TASK TO CARRY OUT - Each line that holds the word "трудоустройства" counts once; report how many lines do so and nothing else.
--- Begin RECORD LIST ---
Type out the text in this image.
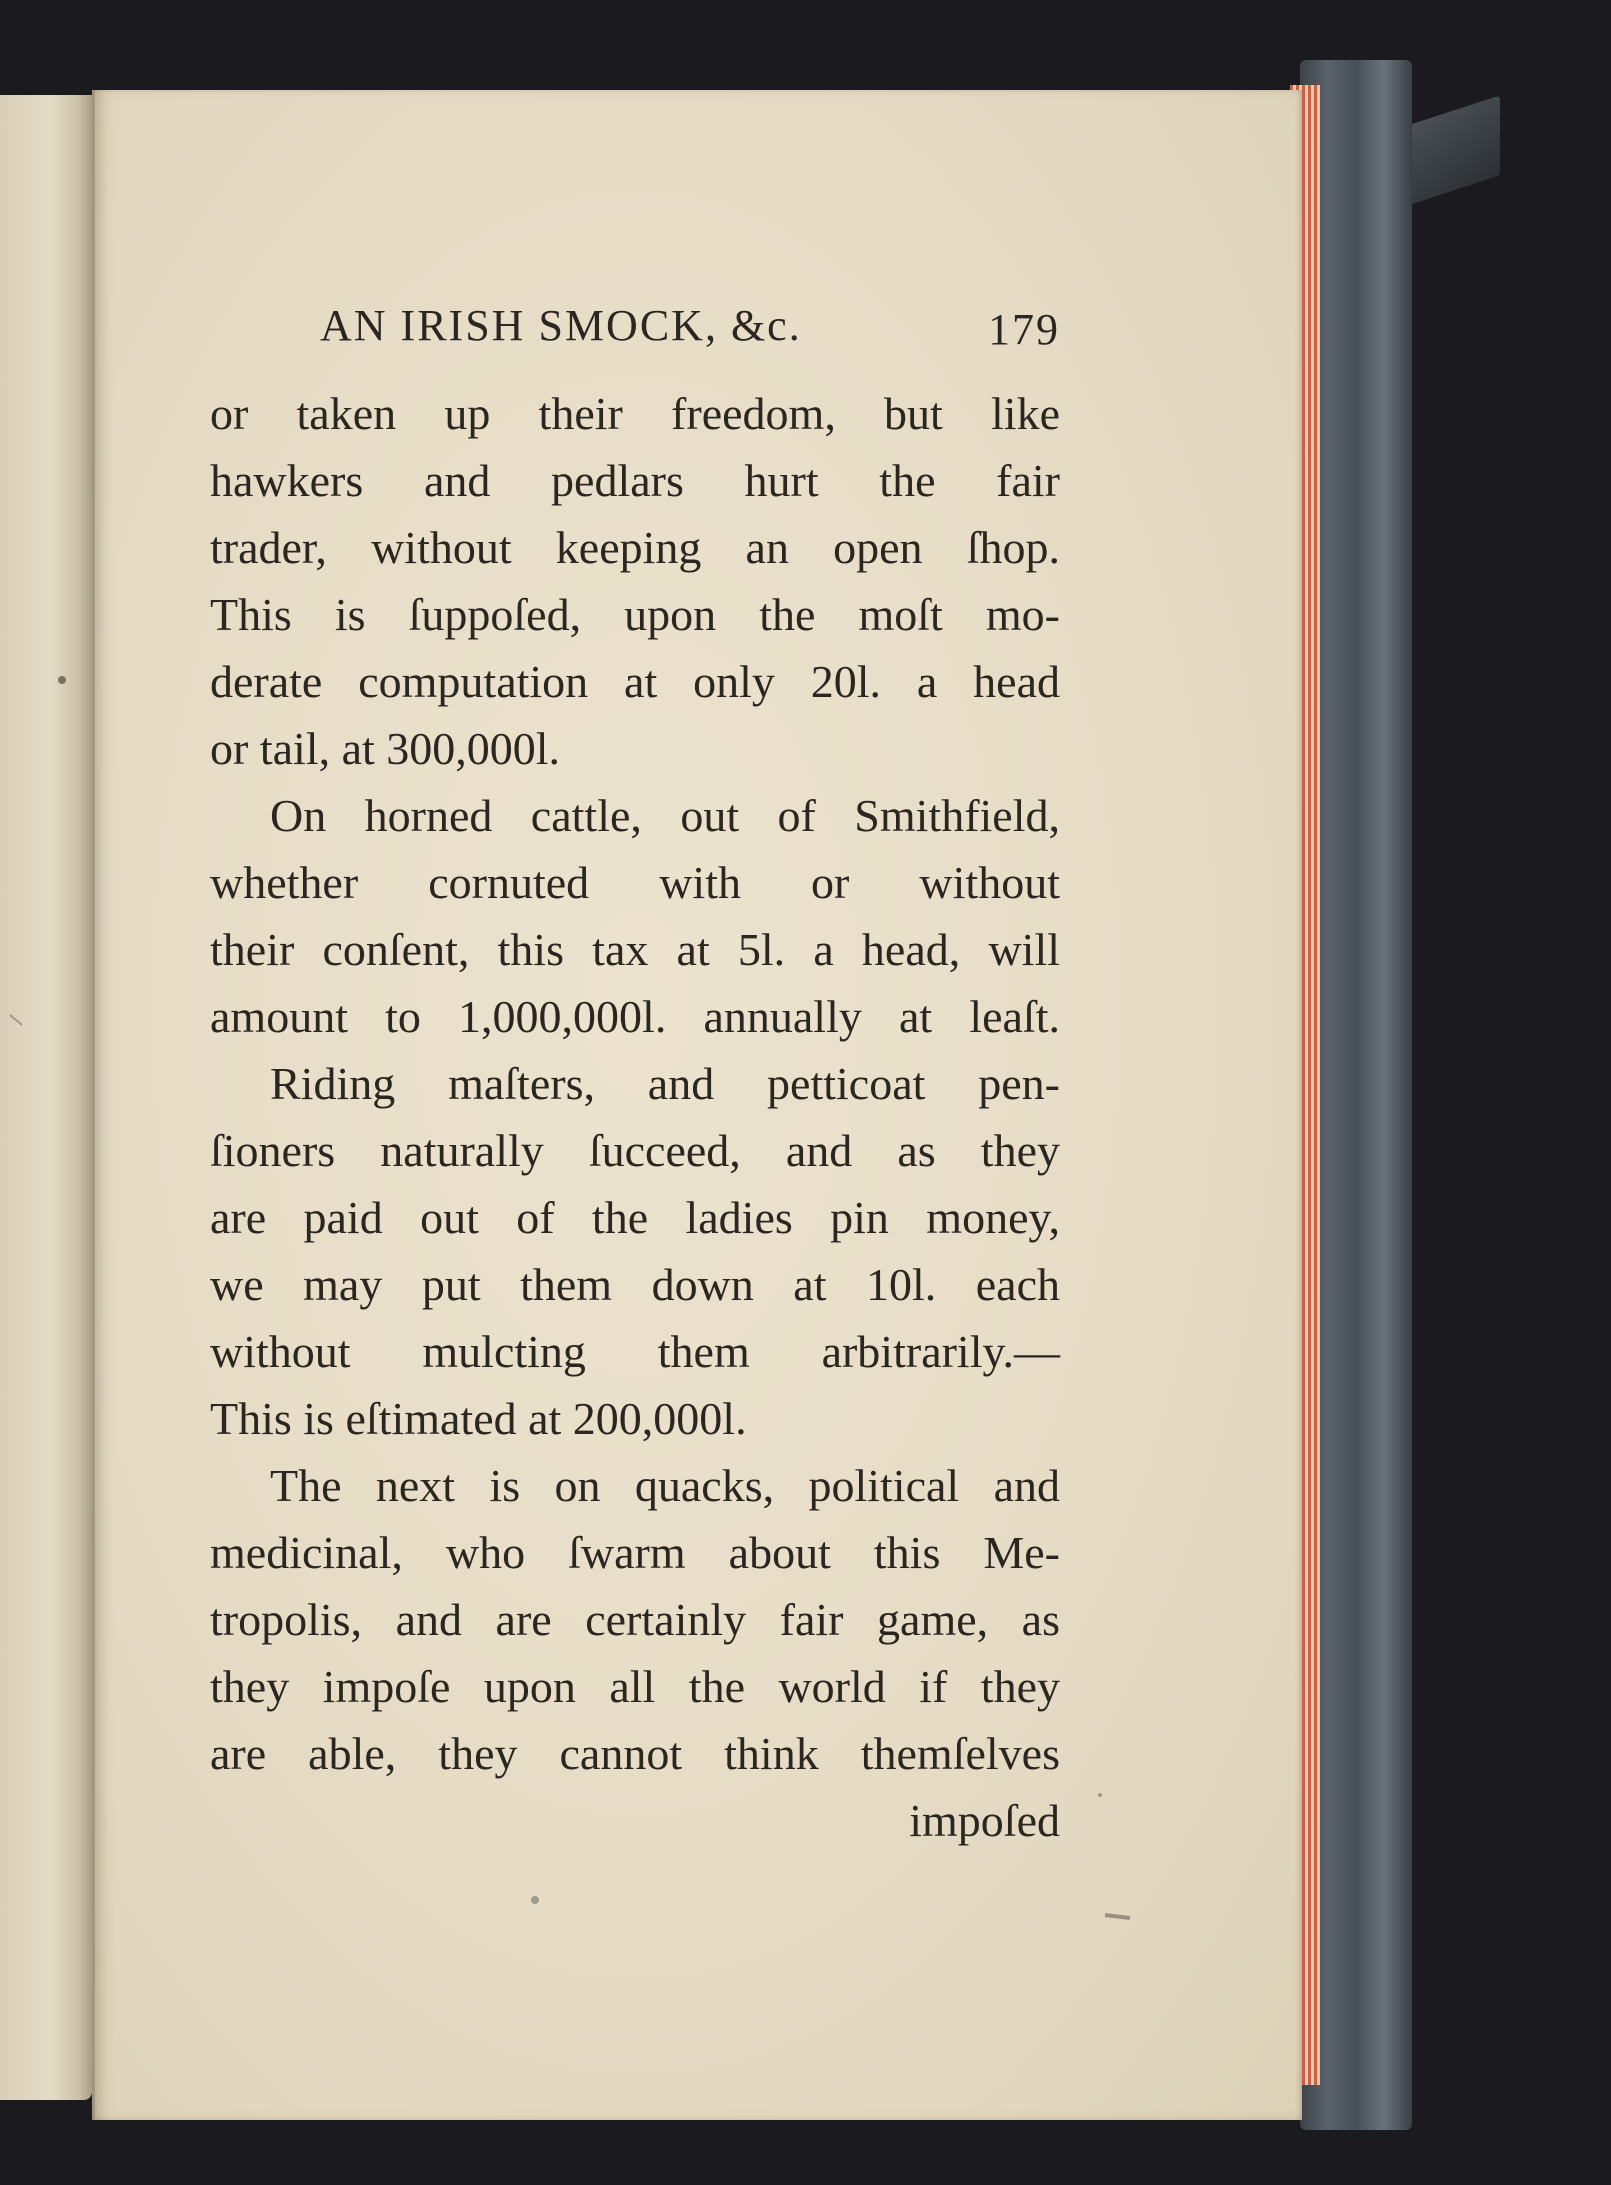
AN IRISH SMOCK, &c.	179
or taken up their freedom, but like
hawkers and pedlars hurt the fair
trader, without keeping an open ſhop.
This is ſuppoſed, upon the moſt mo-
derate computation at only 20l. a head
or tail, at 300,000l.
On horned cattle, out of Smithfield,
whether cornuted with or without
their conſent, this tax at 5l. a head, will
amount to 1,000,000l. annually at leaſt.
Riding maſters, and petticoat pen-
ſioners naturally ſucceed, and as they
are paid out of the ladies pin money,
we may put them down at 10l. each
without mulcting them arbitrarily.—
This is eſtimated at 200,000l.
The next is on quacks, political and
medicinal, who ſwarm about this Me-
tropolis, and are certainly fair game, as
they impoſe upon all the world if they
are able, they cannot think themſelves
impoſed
--- End RECORD LIST ---
--- Begin RECORD LIST ---
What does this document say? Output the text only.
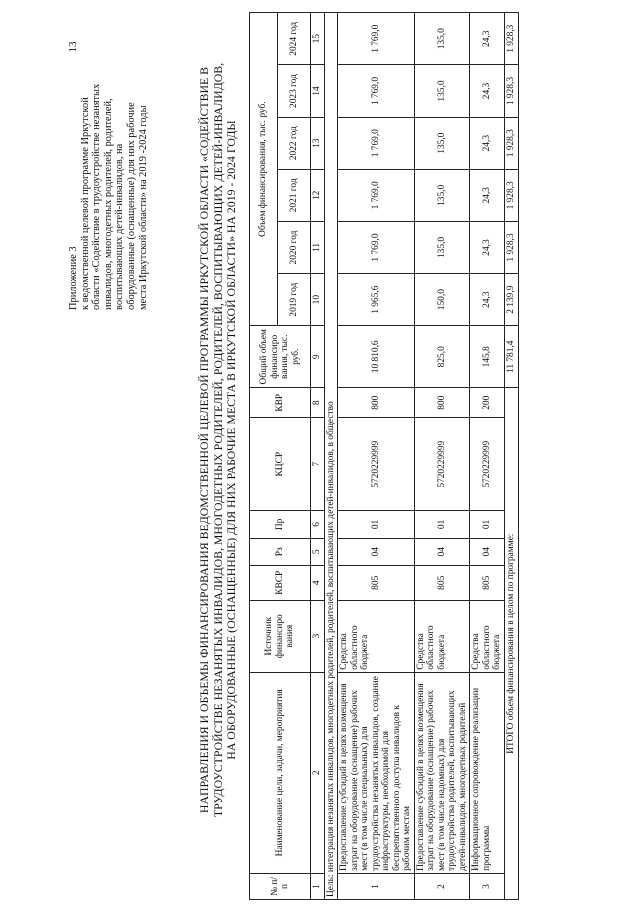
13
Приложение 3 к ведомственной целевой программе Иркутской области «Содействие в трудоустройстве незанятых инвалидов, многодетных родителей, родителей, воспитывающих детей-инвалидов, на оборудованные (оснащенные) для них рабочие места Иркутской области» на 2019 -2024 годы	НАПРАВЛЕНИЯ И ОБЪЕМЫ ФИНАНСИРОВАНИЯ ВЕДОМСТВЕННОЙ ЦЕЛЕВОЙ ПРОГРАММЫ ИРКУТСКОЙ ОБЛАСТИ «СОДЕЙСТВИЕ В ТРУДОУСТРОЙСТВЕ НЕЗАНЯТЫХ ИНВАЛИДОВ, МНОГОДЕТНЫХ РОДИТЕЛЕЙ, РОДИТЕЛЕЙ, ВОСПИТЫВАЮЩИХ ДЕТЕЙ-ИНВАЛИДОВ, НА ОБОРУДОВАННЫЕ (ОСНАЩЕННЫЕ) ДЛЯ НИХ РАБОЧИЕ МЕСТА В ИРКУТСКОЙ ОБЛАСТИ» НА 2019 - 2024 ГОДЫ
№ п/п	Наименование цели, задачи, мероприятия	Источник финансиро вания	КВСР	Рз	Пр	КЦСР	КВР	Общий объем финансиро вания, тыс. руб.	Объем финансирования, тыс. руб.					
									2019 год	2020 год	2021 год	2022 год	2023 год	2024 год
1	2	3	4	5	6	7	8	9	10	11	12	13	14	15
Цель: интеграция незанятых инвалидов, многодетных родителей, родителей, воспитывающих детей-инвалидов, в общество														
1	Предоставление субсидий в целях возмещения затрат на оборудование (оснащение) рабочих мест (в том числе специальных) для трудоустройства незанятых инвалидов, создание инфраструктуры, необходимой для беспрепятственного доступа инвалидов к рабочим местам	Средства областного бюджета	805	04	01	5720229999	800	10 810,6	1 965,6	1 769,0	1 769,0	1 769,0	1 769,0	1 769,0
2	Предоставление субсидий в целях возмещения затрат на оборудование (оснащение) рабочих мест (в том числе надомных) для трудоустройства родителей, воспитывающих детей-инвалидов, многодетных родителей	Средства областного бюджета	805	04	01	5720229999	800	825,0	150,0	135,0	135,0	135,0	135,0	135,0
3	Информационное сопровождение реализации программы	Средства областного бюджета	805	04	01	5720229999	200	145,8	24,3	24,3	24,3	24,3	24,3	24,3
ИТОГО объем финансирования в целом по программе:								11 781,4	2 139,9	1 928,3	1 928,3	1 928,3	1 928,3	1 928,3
--- End RECORD LIST ---
--- Begin RECORD LIST ---
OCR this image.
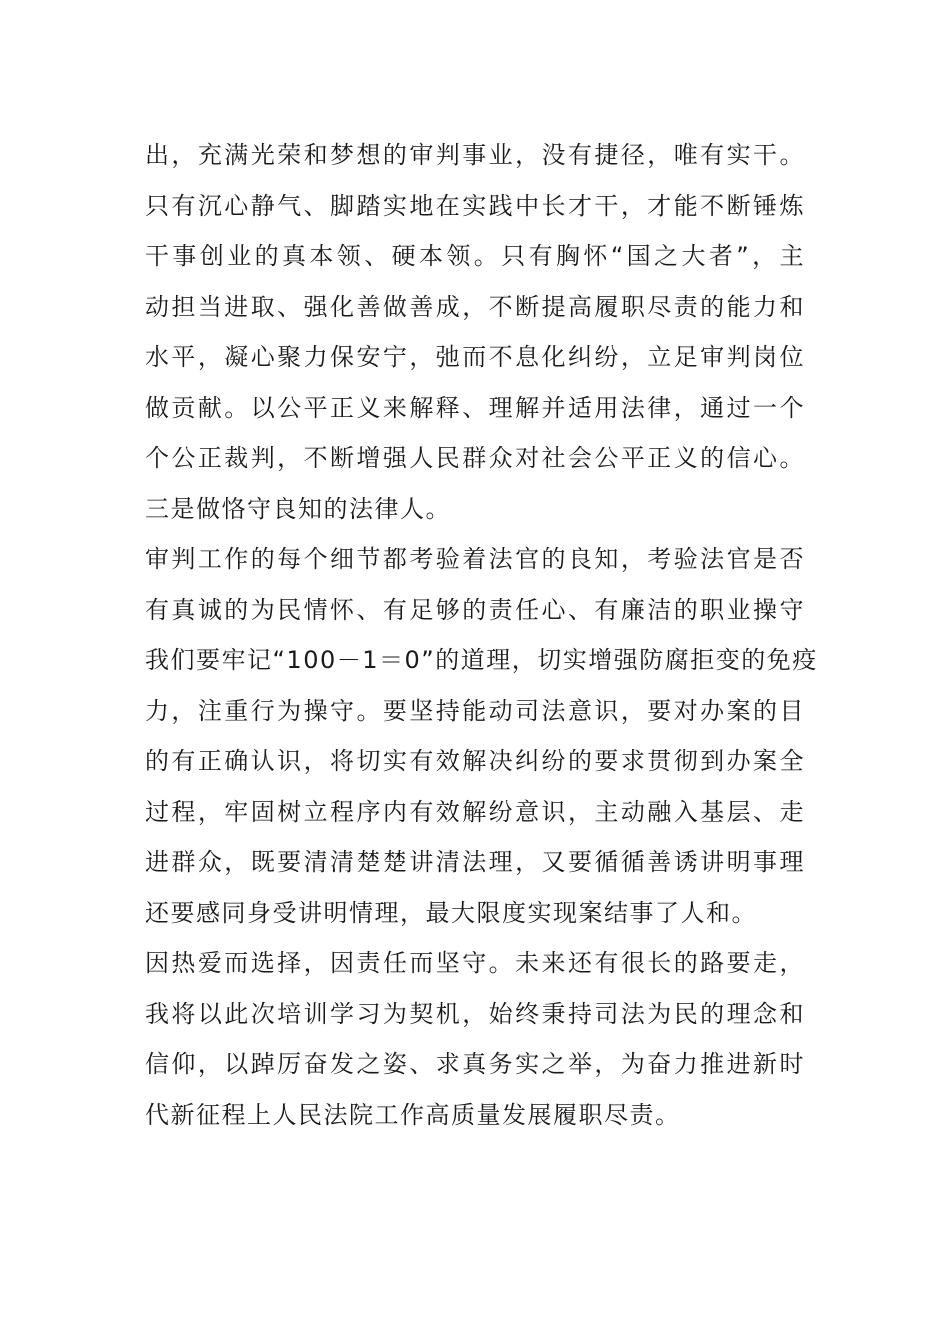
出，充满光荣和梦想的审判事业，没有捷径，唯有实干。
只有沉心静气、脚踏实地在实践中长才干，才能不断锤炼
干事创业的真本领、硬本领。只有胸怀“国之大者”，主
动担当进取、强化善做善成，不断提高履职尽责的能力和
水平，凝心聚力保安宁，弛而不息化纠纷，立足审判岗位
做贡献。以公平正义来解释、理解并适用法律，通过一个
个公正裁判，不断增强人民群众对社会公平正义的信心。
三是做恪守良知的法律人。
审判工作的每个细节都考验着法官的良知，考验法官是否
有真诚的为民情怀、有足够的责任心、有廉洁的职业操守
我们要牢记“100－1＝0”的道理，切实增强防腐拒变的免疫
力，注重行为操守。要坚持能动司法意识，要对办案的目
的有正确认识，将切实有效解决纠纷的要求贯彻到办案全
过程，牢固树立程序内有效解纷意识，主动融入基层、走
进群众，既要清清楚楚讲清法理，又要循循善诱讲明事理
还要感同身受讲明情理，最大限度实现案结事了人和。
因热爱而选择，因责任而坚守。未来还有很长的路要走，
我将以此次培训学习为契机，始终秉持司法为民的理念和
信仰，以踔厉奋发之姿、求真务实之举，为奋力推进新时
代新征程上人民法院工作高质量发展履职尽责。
--- End RECORD LIST ---
RESULT FOR THIS EXERCISE - 2